### YOUR GOAL
Copy every line of the records below that holds the word "time".

### MATERIAL
Start

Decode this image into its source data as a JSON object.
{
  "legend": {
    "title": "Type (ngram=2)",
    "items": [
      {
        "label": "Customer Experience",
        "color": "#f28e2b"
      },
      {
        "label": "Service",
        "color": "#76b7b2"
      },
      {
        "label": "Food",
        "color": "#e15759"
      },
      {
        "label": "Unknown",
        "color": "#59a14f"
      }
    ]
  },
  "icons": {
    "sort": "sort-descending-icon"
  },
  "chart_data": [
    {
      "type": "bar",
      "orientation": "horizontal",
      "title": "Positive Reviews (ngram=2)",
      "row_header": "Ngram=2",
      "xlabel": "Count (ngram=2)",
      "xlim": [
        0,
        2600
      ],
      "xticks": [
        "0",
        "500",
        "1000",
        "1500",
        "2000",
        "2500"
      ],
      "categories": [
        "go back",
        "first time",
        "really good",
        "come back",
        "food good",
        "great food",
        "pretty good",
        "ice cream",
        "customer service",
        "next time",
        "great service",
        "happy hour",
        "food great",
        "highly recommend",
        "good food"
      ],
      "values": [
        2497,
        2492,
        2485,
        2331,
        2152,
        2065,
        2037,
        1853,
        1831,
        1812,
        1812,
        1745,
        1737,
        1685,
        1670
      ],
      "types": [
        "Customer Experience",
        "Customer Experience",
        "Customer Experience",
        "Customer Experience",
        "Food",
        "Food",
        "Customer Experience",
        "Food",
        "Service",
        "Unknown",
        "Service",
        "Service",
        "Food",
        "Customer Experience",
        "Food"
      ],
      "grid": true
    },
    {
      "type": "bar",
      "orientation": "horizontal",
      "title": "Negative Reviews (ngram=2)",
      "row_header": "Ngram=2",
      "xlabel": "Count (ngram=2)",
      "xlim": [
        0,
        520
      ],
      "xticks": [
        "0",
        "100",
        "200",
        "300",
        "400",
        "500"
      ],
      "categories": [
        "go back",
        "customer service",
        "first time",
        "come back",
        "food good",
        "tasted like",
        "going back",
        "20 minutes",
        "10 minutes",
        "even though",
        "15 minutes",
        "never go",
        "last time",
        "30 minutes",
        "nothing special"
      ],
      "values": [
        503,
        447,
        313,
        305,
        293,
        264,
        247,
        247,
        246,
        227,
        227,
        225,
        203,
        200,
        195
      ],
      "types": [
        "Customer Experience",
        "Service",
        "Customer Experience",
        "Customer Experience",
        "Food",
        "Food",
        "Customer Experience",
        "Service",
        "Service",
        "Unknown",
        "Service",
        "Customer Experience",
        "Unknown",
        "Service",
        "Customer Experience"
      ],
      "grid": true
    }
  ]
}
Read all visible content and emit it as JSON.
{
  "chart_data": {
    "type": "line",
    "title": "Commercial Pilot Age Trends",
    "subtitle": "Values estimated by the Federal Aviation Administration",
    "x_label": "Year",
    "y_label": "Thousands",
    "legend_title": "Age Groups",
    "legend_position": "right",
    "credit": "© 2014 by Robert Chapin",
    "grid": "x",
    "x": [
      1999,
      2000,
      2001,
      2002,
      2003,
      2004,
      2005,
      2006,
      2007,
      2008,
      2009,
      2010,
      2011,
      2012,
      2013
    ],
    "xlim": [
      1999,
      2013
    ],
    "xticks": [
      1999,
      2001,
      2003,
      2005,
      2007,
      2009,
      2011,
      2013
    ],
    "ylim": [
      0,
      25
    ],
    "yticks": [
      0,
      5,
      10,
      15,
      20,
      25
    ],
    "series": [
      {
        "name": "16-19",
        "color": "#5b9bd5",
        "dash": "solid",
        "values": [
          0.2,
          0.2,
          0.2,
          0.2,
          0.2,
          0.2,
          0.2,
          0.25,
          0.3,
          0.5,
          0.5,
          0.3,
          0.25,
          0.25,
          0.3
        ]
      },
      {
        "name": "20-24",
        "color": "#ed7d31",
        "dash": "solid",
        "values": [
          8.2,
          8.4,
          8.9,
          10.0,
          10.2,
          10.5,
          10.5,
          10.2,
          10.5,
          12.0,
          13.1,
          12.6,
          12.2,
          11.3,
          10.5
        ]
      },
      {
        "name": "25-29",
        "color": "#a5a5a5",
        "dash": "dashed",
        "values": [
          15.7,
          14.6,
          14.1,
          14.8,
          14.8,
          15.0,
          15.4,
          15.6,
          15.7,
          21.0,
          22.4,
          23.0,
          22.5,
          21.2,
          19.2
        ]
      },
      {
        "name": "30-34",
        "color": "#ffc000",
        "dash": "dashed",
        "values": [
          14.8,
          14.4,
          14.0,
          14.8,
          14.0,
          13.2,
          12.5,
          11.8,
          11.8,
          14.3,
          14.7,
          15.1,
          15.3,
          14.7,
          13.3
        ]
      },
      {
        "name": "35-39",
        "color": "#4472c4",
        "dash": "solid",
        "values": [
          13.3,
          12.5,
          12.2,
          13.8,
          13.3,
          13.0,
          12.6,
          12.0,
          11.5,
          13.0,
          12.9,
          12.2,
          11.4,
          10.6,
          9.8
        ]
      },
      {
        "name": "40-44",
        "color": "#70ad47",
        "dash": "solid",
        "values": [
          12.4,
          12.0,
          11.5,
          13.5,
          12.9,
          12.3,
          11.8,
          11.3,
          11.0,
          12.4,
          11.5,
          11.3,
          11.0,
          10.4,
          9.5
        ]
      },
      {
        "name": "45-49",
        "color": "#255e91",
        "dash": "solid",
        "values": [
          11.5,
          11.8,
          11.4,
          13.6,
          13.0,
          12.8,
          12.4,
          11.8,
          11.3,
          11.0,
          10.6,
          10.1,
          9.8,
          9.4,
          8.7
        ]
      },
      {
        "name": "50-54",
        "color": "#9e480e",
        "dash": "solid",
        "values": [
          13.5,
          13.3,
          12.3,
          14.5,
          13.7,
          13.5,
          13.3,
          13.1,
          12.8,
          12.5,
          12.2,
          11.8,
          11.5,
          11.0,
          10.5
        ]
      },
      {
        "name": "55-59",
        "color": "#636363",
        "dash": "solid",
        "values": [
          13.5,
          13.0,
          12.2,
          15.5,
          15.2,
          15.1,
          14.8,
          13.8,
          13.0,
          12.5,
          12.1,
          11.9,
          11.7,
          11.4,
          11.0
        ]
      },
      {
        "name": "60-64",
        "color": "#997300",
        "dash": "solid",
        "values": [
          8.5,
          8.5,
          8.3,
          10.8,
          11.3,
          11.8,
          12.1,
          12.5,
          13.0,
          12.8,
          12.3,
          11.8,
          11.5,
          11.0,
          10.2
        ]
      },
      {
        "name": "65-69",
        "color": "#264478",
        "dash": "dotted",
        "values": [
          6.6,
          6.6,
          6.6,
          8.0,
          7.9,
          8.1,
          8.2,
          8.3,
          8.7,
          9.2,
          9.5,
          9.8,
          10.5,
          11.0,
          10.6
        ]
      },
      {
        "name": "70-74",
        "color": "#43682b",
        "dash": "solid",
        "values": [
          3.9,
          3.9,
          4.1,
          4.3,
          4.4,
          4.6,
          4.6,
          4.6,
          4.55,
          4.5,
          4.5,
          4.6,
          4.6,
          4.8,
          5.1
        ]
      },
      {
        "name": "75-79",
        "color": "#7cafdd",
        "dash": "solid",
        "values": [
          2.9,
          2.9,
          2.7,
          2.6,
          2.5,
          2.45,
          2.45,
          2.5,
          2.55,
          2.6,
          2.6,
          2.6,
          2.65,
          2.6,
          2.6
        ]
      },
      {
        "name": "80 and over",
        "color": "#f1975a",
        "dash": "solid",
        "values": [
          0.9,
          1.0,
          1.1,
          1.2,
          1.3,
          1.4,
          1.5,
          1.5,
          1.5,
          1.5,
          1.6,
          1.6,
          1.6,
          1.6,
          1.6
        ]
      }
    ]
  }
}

End

### RESULT FOR THIS EXERCISE
        "first time",
        "next time",
        "first time",
        "last time",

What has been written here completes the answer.